START

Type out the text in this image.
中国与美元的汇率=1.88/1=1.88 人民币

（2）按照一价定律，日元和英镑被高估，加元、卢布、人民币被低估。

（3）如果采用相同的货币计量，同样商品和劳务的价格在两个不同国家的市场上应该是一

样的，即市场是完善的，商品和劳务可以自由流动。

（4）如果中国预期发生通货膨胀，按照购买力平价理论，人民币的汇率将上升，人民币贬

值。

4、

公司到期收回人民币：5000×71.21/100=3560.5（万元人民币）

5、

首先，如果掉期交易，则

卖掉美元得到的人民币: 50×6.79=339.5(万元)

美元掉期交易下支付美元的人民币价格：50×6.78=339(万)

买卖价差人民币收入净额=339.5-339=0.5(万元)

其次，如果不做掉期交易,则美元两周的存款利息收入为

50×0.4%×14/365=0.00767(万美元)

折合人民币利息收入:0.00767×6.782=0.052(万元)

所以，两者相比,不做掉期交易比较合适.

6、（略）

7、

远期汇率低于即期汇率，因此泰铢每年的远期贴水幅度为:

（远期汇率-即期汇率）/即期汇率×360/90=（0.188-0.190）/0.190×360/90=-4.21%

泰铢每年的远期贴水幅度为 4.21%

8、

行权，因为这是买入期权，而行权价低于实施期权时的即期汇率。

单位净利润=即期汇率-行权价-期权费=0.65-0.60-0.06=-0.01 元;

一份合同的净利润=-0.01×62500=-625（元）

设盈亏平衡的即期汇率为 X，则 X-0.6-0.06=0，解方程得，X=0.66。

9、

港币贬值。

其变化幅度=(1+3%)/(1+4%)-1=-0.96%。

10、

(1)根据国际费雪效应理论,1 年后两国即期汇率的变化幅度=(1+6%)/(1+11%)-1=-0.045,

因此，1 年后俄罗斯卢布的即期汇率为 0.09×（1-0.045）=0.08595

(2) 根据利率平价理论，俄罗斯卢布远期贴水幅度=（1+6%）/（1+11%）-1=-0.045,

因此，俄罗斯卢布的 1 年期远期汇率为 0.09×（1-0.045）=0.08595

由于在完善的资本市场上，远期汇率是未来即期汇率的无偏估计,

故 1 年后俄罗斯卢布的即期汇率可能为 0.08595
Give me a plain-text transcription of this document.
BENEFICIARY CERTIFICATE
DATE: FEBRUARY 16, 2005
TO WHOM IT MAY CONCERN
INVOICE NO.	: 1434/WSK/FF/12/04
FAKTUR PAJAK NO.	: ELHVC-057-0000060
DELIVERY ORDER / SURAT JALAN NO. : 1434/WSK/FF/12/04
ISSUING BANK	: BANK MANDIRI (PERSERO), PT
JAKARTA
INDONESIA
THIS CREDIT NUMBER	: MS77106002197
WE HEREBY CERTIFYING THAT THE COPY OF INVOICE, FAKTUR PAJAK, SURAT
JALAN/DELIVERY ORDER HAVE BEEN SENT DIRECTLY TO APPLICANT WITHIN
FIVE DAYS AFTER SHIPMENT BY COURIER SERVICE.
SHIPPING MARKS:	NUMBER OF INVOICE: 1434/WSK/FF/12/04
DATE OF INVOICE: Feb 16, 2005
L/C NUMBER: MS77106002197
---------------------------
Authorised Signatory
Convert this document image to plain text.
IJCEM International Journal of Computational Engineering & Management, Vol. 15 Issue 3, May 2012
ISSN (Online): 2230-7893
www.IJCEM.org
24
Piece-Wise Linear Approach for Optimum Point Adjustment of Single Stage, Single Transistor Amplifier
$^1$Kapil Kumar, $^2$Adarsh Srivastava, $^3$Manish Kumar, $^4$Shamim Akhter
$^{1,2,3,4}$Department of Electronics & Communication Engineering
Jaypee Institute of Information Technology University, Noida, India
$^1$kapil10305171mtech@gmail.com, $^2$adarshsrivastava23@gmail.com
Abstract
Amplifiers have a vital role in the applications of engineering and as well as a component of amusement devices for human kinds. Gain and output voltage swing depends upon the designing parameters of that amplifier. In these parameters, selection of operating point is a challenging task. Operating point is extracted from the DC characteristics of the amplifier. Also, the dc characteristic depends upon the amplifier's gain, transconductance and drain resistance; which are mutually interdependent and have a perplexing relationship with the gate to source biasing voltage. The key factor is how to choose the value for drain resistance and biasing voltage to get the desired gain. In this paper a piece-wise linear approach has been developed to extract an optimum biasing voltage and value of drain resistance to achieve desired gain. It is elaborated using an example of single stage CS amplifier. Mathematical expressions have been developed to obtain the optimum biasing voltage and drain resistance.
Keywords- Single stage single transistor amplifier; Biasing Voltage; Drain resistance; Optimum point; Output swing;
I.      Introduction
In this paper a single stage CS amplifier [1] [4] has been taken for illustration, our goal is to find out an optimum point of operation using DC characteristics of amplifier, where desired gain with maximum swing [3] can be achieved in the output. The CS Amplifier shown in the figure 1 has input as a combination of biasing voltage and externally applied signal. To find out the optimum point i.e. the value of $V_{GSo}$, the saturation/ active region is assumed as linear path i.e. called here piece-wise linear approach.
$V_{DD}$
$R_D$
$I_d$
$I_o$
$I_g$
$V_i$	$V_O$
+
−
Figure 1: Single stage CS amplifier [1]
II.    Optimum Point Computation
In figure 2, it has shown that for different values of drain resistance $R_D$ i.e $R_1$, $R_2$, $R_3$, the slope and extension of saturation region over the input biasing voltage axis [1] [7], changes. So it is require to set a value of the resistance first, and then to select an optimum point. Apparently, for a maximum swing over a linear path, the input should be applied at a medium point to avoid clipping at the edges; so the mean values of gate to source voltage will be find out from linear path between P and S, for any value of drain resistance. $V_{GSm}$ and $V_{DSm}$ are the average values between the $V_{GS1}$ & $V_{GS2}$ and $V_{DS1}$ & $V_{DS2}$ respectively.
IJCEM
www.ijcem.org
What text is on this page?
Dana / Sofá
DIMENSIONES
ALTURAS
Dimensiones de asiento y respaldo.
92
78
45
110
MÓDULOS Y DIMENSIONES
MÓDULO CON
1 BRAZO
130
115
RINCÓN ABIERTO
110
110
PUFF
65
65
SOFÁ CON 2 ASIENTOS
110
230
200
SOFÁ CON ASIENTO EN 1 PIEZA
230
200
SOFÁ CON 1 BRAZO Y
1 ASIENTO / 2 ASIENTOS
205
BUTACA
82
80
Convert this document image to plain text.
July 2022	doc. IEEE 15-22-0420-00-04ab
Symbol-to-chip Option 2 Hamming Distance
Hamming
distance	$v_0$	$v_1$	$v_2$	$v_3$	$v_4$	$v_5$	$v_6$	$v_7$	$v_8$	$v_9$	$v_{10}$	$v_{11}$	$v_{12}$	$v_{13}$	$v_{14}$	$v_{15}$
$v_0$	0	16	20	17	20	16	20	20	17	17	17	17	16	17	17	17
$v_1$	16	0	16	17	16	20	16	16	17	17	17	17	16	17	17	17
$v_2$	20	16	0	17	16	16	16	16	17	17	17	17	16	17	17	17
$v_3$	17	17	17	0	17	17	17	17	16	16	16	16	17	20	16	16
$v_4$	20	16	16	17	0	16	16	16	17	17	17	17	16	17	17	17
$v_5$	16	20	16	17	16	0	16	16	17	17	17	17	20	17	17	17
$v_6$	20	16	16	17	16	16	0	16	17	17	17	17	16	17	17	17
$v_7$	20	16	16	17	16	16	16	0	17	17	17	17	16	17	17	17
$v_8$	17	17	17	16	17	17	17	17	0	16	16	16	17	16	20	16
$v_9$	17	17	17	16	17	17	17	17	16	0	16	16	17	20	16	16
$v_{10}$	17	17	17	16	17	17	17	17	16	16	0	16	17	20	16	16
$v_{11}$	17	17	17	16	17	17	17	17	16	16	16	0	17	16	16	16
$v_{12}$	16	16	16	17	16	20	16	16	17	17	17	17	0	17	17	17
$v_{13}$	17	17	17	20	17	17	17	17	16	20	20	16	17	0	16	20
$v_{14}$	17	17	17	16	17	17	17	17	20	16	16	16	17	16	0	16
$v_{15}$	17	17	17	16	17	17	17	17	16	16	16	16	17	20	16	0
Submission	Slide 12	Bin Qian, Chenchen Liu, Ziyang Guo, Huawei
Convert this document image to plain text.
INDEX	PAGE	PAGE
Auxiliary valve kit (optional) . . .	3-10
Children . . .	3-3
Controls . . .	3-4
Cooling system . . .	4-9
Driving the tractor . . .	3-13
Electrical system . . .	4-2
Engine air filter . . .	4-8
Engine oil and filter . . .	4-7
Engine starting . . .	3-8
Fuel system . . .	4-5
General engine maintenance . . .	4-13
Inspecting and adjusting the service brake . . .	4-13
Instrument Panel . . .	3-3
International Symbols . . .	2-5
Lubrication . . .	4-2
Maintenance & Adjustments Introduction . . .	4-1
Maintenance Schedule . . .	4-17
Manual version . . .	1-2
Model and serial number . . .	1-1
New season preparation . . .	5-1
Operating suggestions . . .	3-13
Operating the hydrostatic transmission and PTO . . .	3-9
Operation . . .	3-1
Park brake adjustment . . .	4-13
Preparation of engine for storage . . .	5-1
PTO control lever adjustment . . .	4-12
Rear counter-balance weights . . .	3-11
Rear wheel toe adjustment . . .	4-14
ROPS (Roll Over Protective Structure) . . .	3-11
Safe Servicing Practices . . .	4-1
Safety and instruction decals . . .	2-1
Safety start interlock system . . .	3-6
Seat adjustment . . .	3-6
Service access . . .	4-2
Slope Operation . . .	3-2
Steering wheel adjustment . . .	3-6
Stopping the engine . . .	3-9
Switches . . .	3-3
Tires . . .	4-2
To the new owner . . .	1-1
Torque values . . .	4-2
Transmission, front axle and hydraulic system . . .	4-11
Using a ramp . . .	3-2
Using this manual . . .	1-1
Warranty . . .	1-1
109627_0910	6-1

END

■ Task instructions ■
Reproduce every line from the entries that holds the word "maximum".

■ The completed task ■
In this paper a single stage CS amplifier [1] [4] has been taken for illustration, our goal is to find out an optimum point of operation using DC characteristics of amplifier, where desired gain with maximum swing [3] can be achieved in the output. The CS Amplifier shown in the figure 1 has input as a combination of biasing voltage and externally applied signal. To find out the optimum point i.e. the value of $V_{GSo}$, the saturation/ active region is assumed as linear path i.e. called here piece-wise linear approach.
In figure 2, it has shown that for different values of drain resistance $R_D$ i.e $R_1$, $R_2$, $R_3$, the slope and extension of saturation region over the input biasing voltage axis [1] [7], changes. So it is require to set a value of the resistance first, and then to select an optimum point. Apparently, for a maximum swing over a linear path, the input should be applied at a medium point to avoid clipping at the edges; so the mean values of gate to source voltage will be find out from linear path between P and S, for any value of drain resistance. $V_{GSm}$ and $V_{DSm}$ are the average values between the $V_{GS1}$ & $V_{GS2}$ and $V_{DS1}$ & $V_{DS2}$ respectively.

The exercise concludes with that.